→ Problem statement: Extract every line from the records below that contains the word "Anxiety".

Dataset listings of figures
Start

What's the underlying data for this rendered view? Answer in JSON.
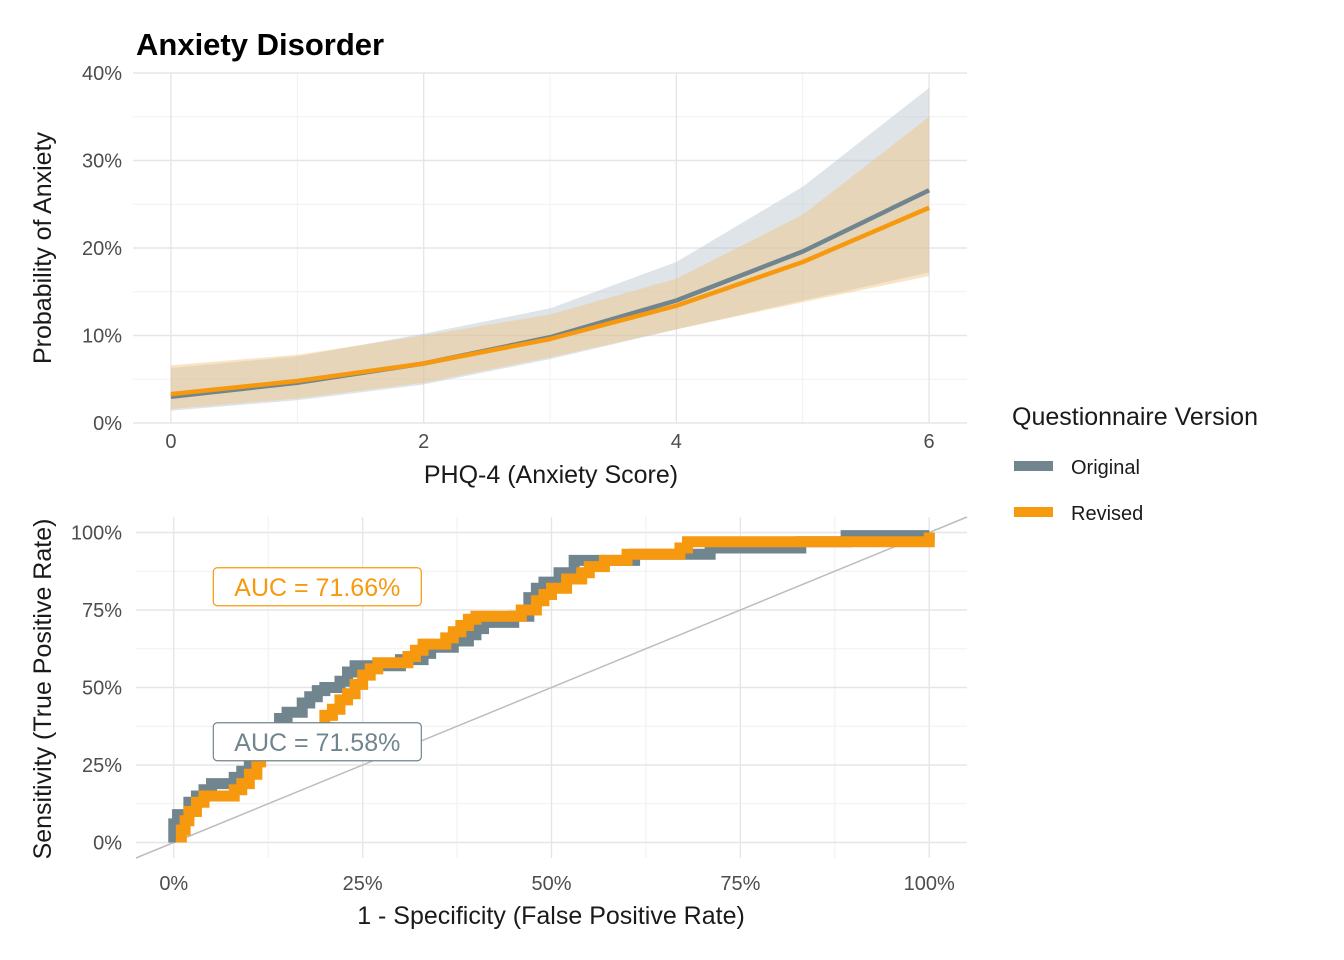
{
  "figure_title": "Anxiety Disorder",
  "legend": {
    "title": "Questionnaire Version",
    "items": [
      {
        "label": "Original",
        "color": "#71858f"
      },
      {
        "label": "Revised",
        "color": "#f7990f"
      }
    ]
  },
  "chart_data": [
    {
      "type": "line",
      "title": "Anxiety Disorder",
      "xlabel": "PHQ-4 (Anxiety Score)",
      "ylabel": "Probability of Anxiety",
      "xlim": [
        -0.3,
        6.3
      ],
      "ylim": [
        0,
        40
      ],
      "x_ticks": [
        0,
        2,
        4,
        6
      ],
      "x_tick_labels": [
        "0",
        "2",
        "4",
        "6"
      ],
      "y_ticks": [
        0,
        10,
        20,
        30,
        40
      ],
      "y_tick_labels": [
        "0%",
        "10%",
        "20%",
        "30%",
        "40%"
      ],
      "grid": true,
      "legend_position": "right",
      "x": [
        0,
        1,
        2,
        3,
        4,
        5,
        6
      ],
      "series": [
        {
          "name": "Original",
          "color": "#71858f",
          "values": [
            3.0,
            4.6,
            6.8,
            9.8,
            14.0,
            19.6,
            26.6
          ],
          "ci_lower": [
            1.4,
            2.6,
            4.4,
            7.3,
            10.7,
            14.0,
            17.2
          ],
          "ci_upper": [
            6.3,
            7.6,
            10.2,
            13.1,
            18.4,
            27.0,
            38.3
          ]
        },
        {
          "name": "Revised",
          "color": "#f7990f",
          "values": [
            3.3,
            4.8,
            6.8,
            9.6,
            13.4,
            18.4,
            24.6
          ],
          "ci_lower": [
            1.6,
            2.8,
            4.6,
            7.5,
            10.7,
            13.8,
            16.8
          ],
          "ci_upper": [
            6.6,
            7.8,
            10.0,
            12.4,
            16.5,
            23.8,
            35.0
          ]
        }
      ]
    },
    {
      "type": "line",
      "xlabel": "1 - Specificity (False Positive Rate)",
      "ylabel": "Sensitivity (True Positive Rate)",
      "xlim": [
        -5,
        105
      ],
      "ylim": [
        -5,
        105
      ],
      "x_ticks": [
        0,
        25,
        50,
        75,
        100
      ],
      "x_tick_labels": [
        "0%",
        "25%",
        "50%",
        "75%",
        "100%"
      ],
      "y_ticks": [
        0,
        25,
        50,
        75,
        100
      ],
      "y_tick_labels": [
        "0%",
        "25%",
        "50%",
        "75%",
        "100%"
      ],
      "grid": true,
      "reference_line": {
        "slope": 1,
        "intercept": 0,
        "color": "#bdbdbd"
      },
      "series": [
        {
          "name": "Original",
          "color": "#71858f",
          "points": [
            [
              0,
              0
            ],
            [
              0,
              6
            ],
            [
              0.5,
              6
            ],
            [
              0.5,
              9
            ],
            [
              2,
              9
            ],
            [
              2,
              13
            ],
            [
              3,
              13
            ],
            [
              3,
              15
            ],
            [
              4,
              15
            ],
            [
              4,
              17
            ],
            [
              5,
              17
            ],
            [
              5,
              19
            ],
            [
              8,
              19
            ],
            [
              8,
              21
            ],
            [
              9,
              21
            ],
            [
              9,
              23
            ],
            [
              10,
              23
            ],
            [
              10,
              26
            ],
            [
              10.5,
              26
            ],
            [
              10.5,
              28
            ],
            [
              12,
              28
            ],
            [
              12,
              32
            ],
            [
              13,
              32
            ],
            [
              13,
              36
            ],
            [
              14,
              36
            ],
            [
              14,
              40
            ],
            [
              15,
              40
            ],
            [
              15,
              42
            ],
            [
              17,
              42
            ],
            [
              17,
              45
            ],
            [
              18,
              45
            ],
            [
              18,
              47
            ],
            [
              19,
              47
            ],
            [
              19,
              49
            ],
            [
              20,
              49
            ],
            [
              20,
              50
            ],
            [
              22,
              50
            ],
            [
              22,
              52
            ],
            [
              23,
              52
            ],
            [
              23,
              55
            ],
            [
              24,
              55
            ],
            [
              24,
              57
            ],
            [
              30,
              57
            ],
            [
              30,
              59
            ],
            [
              33,
              59
            ],
            [
              33,
              61
            ],
            [
              34,
              61
            ],
            [
              34,
              63
            ],
            [
              37,
              63
            ],
            [
              37,
              65
            ],
            [
              39,
              65
            ],
            [
              39,
              67
            ],
            [
              40,
              67
            ],
            [
              40,
              69
            ],
            [
              41,
              69
            ],
            [
              41,
              71
            ],
            [
              45,
              71
            ],
            [
              45,
              73
            ],
            [
              47,
              73
            ],
            [
              47,
              79
            ],
            [
              48,
              79
            ],
            [
              48,
              82
            ],
            [
              49,
              82
            ],
            [
              49,
              84
            ],
            [
              51,
              84
            ],
            [
              51,
              87
            ],
            [
              53,
              87
            ],
            [
              53,
              91
            ],
            [
              61,
              91
            ],
            [
              61,
              93
            ],
            [
              71,
              93
            ],
            [
              71,
              95
            ],
            [
              83,
              95
            ],
            [
              83,
              97
            ],
            [
              89,
              97
            ],
            [
              89,
              99
            ],
            [
              100,
              99
            ],
            [
              100,
              100
            ]
          ]
        },
        {
          "name": "Revised",
          "color": "#f7990f",
          "points": [
            [
              1,
              0
            ],
            [
              1,
              4
            ],
            [
              1.5,
              4
            ],
            [
              1.5,
              7
            ],
            [
              2,
              7
            ],
            [
              2,
              10
            ],
            [
              3,
              10
            ],
            [
              3,
              13
            ],
            [
              4,
              13
            ],
            [
              4,
              15
            ],
            [
              8,
              15
            ],
            [
              8,
              17
            ],
            [
              9,
              17
            ],
            [
              9,
              19
            ],
            [
              10,
              19
            ],
            [
              10,
              22
            ],
            [
              11,
              22
            ],
            [
              11,
              26
            ],
            [
              11.5,
              26
            ],
            [
              11.5,
              28
            ],
            [
              20,
              28
            ],
            [
              20,
              41
            ],
            [
              21,
              41
            ],
            [
              21,
              43
            ],
            [
              22,
              43
            ],
            [
              22,
              46
            ],
            [
              23,
              46
            ],
            [
              23,
              48
            ],
            [
              24,
              48
            ],
            [
              24,
              51
            ],
            [
              25,
              51
            ],
            [
              25,
              54
            ],
            [
              26,
              54
            ],
            [
              26,
              56
            ],
            [
              27,
              56
            ],
            [
              27,
              58
            ],
            [
              31,
              58
            ],
            [
              31,
              60
            ],
            [
              32,
              60
            ],
            [
              32,
              62
            ],
            [
              33,
              62
            ],
            [
              33,
              64
            ],
            [
              36,
              64
            ],
            [
              36,
              66
            ],
            [
              37,
              66
            ],
            [
              37,
              68
            ],
            [
              38,
              68
            ],
            [
              38,
              70
            ],
            [
              39,
              70
            ],
            [
              39,
              72
            ],
            [
              40,
              72
            ],
            [
              40,
              73
            ],
            [
              46,
              73
            ],
            [
              46,
              75
            ],
            [
              48,
              75
            ],
            [
              48,
              78
            ],
            [
              49,
              78
            ],
            [
              49,
              80
            ],
            [
              50,
              80
            ],
            [
              50,
              82
            ],
            [
              52,
              82
            ],
            [
              52,
              85
            ],
            [
              54,
              85
            ],
            [
              54,
              87
            ],
            [
              55,
              87
            ],
            [
              55,
              89
            ],
            [
              57,
              89
            ],
            [
              57,
              91
            ],
            [
              60,
              91
            ],
            [
              60,
              93
            ],
            [
              67,
              93
            ],
            [
              67,
              95
            ],
            [
              68,
              95
            ],
            [
              68,
              97
            ],
            [
              100,
              97
            ],
            [
              100,
              100
            ]
          ]
        }
      ],
      "annotations": [
        {
          "text": "AUC = 71.66%",
          "series": "Revised",
          "color": "#f7990f",
          "x": 19,
          "y": 82.5
        },
        {
          "text": "AUC = 71.58%",
          "series": "Original",
          "color": "#71858f",
          "x": 19,
          "y": 32.5
        }
      ]
    }
  ]
}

End

→ Response to this task:
  "figure_title": "Anxiety Disorder",
      "title": "Anxiety Disorder",
      "xlabel": "PHQ-4 (Anxiety Score)",
      "ylabel": "Probability of Anxiety",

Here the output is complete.